**The request:** Exactly how many lines have the word "JSON"? Answer with the bare number.

Records from a collection
# # #

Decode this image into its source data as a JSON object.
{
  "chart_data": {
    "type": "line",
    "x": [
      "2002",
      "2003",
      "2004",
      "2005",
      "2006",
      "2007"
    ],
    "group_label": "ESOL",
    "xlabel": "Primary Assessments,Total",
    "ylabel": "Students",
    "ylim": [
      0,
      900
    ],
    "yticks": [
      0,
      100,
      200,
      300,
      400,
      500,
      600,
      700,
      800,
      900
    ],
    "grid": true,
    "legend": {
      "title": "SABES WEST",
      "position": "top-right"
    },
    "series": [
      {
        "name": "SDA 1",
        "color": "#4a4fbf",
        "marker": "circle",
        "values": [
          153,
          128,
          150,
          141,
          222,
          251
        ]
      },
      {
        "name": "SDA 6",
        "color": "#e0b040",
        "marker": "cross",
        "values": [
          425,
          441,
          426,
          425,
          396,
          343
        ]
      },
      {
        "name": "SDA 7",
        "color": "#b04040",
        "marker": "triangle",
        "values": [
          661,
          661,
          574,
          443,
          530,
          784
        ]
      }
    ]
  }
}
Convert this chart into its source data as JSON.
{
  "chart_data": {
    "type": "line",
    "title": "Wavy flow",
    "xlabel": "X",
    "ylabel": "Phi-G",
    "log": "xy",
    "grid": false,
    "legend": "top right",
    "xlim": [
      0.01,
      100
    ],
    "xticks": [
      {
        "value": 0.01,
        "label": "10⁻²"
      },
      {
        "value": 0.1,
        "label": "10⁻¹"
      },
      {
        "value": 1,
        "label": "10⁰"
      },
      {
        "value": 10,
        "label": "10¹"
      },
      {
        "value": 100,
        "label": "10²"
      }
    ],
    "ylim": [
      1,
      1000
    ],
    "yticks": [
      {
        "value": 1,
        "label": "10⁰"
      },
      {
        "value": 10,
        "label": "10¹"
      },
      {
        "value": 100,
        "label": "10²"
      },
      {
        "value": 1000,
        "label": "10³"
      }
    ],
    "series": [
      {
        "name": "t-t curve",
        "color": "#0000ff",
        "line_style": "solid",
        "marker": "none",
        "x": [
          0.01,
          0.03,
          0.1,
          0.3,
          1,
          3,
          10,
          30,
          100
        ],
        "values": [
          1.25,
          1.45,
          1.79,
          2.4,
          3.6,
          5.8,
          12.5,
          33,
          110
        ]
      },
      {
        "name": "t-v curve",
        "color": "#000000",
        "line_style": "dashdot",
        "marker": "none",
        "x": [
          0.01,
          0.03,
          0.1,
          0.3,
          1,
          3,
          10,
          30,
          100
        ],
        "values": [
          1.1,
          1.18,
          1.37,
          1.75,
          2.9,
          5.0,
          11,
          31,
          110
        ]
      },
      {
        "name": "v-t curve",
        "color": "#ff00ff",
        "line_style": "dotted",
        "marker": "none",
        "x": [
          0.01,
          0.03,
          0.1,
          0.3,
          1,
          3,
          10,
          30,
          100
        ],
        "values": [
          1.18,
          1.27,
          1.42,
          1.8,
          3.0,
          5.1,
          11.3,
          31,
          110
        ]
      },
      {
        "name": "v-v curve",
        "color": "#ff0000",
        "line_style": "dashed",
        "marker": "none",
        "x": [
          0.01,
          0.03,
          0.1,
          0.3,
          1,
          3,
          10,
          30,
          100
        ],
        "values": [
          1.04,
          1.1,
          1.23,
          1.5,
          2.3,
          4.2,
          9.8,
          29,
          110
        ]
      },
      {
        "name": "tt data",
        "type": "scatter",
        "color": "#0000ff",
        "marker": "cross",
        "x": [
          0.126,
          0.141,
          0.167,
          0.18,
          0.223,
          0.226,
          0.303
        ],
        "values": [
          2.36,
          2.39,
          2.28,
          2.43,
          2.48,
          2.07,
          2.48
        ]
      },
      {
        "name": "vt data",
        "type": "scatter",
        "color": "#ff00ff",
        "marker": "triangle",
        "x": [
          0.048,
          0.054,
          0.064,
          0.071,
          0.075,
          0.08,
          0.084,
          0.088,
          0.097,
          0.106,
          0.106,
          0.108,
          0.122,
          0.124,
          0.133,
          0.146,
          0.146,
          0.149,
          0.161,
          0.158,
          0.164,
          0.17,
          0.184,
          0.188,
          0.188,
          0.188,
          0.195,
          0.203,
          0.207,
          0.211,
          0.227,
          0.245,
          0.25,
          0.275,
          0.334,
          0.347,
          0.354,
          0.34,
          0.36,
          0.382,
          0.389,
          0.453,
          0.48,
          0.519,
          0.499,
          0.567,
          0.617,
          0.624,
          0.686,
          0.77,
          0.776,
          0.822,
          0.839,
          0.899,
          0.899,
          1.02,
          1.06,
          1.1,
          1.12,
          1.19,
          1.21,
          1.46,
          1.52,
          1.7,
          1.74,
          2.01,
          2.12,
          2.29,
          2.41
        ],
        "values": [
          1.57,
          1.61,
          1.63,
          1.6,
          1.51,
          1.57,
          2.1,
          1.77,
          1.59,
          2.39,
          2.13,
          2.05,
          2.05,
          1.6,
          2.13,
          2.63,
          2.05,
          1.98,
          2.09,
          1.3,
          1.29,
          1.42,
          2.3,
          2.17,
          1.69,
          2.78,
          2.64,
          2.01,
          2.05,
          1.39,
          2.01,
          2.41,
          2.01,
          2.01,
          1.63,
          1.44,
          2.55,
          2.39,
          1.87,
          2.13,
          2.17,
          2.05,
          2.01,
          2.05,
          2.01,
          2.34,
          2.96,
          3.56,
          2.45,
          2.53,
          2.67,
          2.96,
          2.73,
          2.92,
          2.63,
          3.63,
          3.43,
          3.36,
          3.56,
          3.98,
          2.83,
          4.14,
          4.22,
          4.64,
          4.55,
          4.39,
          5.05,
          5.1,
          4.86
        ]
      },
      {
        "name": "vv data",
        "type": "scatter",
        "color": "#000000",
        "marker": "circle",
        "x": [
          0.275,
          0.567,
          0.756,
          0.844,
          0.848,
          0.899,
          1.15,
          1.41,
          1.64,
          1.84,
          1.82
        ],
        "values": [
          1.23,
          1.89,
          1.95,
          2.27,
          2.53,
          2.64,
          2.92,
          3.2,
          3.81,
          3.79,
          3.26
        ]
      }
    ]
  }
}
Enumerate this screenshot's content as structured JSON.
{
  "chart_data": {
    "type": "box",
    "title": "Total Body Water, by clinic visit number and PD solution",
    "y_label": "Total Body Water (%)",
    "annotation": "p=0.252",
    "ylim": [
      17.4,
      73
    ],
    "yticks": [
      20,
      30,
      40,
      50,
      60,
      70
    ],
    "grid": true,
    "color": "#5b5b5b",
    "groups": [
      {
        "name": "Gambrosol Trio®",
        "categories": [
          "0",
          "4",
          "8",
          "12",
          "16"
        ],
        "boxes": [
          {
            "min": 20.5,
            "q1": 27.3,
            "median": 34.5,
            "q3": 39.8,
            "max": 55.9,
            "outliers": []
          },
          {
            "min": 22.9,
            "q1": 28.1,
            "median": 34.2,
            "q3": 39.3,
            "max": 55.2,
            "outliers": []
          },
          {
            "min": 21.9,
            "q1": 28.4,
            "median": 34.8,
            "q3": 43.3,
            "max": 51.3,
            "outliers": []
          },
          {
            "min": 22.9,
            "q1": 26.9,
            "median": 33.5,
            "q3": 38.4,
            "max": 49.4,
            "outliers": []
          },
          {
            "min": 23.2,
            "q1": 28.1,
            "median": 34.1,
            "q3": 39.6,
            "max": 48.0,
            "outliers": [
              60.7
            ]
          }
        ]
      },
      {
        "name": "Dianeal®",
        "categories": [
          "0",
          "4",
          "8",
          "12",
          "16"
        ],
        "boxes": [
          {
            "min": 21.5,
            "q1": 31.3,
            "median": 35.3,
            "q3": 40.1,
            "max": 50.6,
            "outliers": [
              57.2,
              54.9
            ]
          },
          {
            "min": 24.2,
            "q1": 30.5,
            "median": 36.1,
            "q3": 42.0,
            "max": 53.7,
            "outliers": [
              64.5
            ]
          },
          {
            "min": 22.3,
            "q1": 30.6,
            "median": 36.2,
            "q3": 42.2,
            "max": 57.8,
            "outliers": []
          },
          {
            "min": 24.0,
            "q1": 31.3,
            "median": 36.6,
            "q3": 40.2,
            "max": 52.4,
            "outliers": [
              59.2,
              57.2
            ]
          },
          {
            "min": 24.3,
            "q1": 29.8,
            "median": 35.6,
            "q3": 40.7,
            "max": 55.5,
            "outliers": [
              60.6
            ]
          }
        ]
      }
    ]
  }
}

# # #

**Exercise result:** 3